**** Supplied material ****

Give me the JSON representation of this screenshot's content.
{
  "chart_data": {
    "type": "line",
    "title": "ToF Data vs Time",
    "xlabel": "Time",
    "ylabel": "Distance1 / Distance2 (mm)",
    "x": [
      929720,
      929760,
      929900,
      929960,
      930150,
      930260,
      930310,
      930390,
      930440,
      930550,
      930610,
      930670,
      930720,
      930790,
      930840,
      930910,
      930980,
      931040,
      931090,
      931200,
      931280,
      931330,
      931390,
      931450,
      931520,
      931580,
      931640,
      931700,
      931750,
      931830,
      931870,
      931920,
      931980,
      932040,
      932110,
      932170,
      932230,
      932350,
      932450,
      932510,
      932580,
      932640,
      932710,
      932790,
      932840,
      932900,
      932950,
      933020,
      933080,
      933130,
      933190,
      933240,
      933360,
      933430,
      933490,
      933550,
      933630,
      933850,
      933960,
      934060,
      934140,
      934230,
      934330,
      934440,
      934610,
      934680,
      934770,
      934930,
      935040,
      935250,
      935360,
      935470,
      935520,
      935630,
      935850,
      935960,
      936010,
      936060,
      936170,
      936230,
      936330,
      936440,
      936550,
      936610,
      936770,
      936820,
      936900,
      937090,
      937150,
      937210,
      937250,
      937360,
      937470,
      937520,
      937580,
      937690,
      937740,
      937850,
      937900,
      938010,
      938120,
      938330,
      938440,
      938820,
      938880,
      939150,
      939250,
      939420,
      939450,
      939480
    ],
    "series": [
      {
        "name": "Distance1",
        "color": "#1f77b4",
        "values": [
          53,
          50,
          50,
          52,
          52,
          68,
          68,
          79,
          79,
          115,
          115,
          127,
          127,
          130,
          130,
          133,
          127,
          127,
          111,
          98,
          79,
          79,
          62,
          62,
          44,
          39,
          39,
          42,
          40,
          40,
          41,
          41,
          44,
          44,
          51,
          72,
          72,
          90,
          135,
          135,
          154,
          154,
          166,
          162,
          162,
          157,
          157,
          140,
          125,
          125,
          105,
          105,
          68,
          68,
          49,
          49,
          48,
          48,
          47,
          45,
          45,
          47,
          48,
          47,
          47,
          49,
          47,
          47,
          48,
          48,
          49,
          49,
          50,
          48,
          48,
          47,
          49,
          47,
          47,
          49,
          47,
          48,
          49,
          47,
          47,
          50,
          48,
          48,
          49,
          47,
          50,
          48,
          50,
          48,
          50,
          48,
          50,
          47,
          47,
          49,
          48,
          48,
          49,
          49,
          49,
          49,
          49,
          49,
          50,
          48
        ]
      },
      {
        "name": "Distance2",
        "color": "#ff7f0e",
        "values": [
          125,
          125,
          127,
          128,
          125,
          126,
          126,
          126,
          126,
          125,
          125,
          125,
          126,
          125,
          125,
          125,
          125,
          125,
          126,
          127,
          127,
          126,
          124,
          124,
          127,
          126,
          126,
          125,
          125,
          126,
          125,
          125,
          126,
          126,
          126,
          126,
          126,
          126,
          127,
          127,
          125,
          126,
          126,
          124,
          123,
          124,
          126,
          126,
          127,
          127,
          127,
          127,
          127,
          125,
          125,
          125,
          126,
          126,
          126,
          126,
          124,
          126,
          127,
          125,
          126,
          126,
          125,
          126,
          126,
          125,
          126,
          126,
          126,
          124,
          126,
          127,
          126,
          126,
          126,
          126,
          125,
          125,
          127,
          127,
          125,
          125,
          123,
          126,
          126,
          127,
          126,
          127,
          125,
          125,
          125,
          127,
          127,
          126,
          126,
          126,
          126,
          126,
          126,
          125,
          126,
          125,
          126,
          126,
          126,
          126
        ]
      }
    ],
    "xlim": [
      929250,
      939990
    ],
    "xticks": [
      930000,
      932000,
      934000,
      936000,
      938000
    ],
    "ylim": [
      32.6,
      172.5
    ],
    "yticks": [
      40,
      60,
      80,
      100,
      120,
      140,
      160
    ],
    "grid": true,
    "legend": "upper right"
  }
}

****
**** Supplied material ****

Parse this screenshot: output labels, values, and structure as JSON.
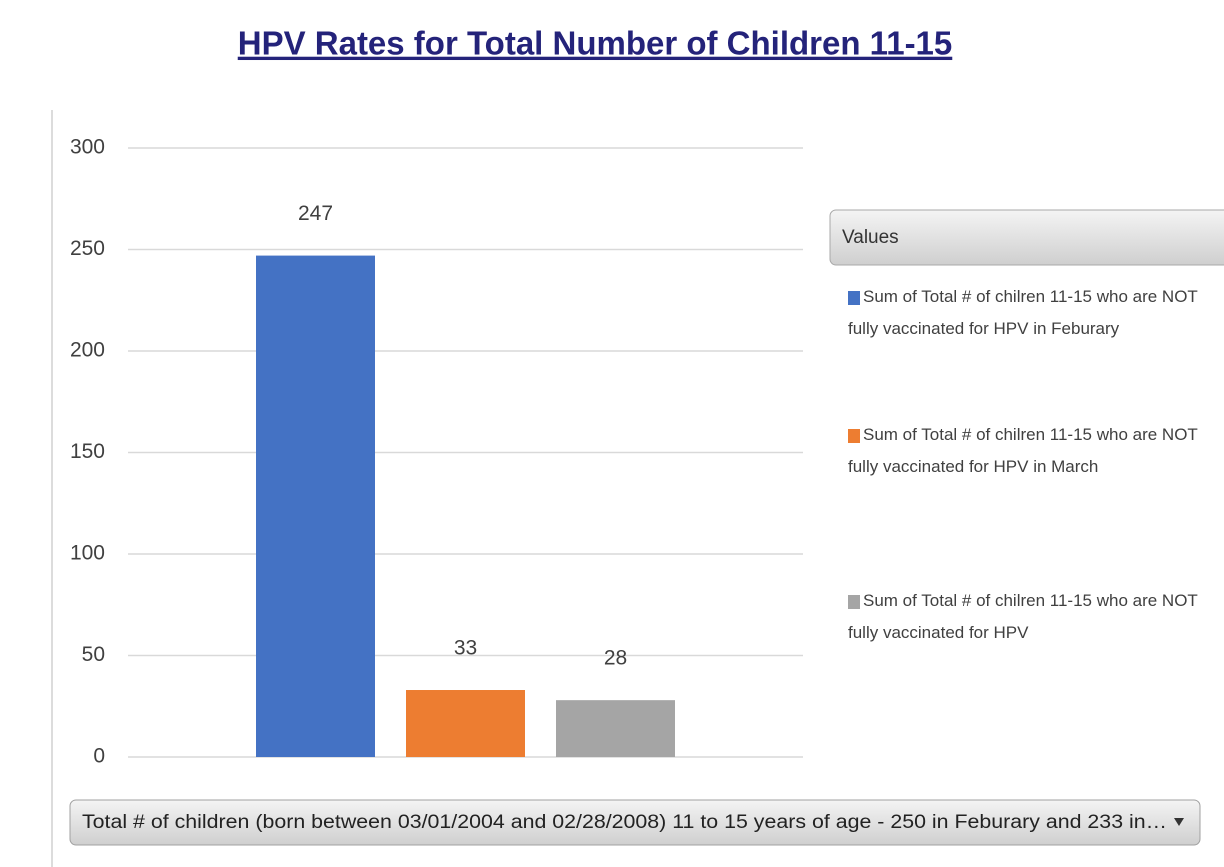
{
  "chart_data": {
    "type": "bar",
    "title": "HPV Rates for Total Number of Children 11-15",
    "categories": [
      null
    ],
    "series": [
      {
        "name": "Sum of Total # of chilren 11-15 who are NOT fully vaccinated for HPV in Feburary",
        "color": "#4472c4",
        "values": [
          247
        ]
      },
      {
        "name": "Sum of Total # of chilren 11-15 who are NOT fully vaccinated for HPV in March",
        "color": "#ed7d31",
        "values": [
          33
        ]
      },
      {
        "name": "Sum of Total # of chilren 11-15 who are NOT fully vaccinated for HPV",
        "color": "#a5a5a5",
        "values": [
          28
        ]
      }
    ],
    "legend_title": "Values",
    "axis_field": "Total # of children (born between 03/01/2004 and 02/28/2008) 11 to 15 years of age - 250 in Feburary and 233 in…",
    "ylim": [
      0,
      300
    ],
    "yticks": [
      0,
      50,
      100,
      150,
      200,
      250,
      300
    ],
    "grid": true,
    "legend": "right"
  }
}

****
**** Supplied material ****

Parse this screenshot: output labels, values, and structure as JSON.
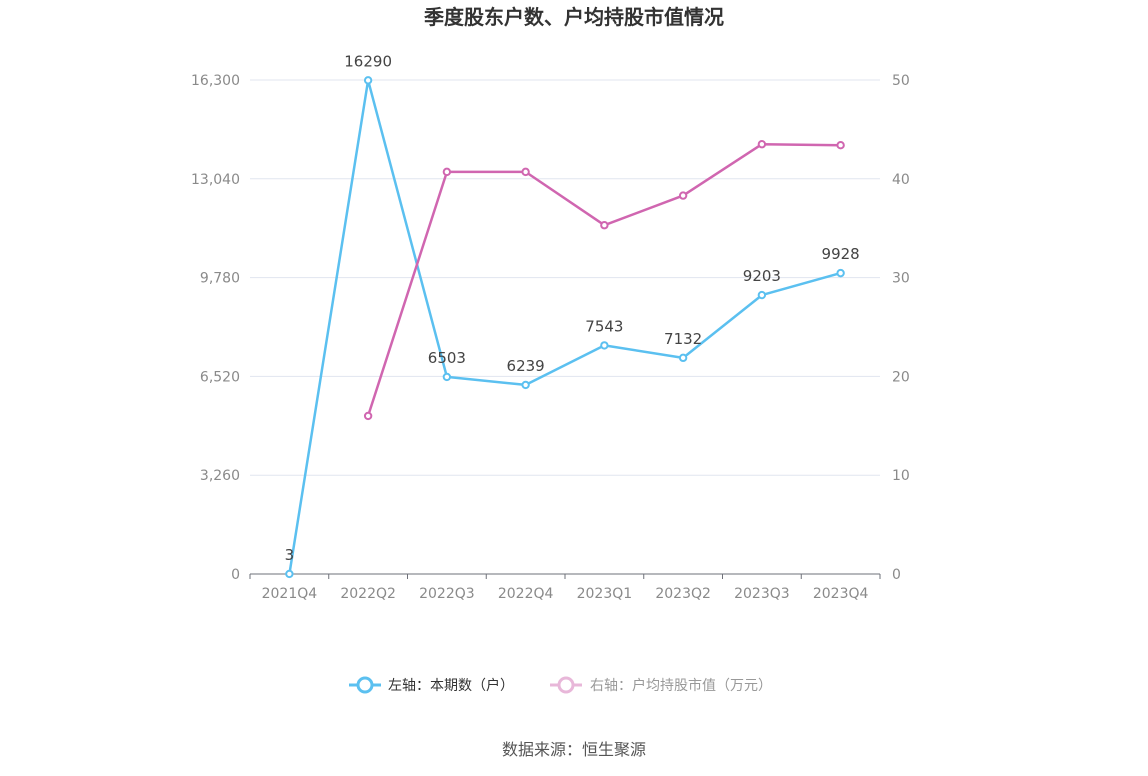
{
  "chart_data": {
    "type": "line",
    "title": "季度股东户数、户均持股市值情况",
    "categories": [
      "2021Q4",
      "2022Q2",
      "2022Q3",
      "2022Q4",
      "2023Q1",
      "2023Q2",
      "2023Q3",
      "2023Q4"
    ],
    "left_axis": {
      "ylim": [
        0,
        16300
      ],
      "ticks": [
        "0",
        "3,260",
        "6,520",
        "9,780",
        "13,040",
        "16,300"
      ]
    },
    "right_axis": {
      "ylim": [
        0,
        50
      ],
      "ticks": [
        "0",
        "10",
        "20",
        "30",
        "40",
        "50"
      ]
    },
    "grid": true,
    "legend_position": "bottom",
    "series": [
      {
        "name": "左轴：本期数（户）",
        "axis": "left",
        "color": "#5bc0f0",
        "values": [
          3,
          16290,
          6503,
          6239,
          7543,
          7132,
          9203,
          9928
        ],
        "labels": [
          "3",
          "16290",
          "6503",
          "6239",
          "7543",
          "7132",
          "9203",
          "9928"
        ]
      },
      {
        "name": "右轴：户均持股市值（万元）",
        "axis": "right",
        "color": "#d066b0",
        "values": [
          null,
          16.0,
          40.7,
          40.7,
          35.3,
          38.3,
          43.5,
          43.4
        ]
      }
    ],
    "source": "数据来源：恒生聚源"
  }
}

****

List every line above that contains the word "chilren".

**Task answer:**
        "name": "Sum of Total # of chilren 11-15 who are NOT fully vaccinated for HPV in Feburary",
        "name": "Sum of Total # of chilren 11-15 who are NOT fully vaccinated for HPV in March",
        "name": "Sum of Total # of chilren 11-15 who are NOT fully vaccinated for HPV",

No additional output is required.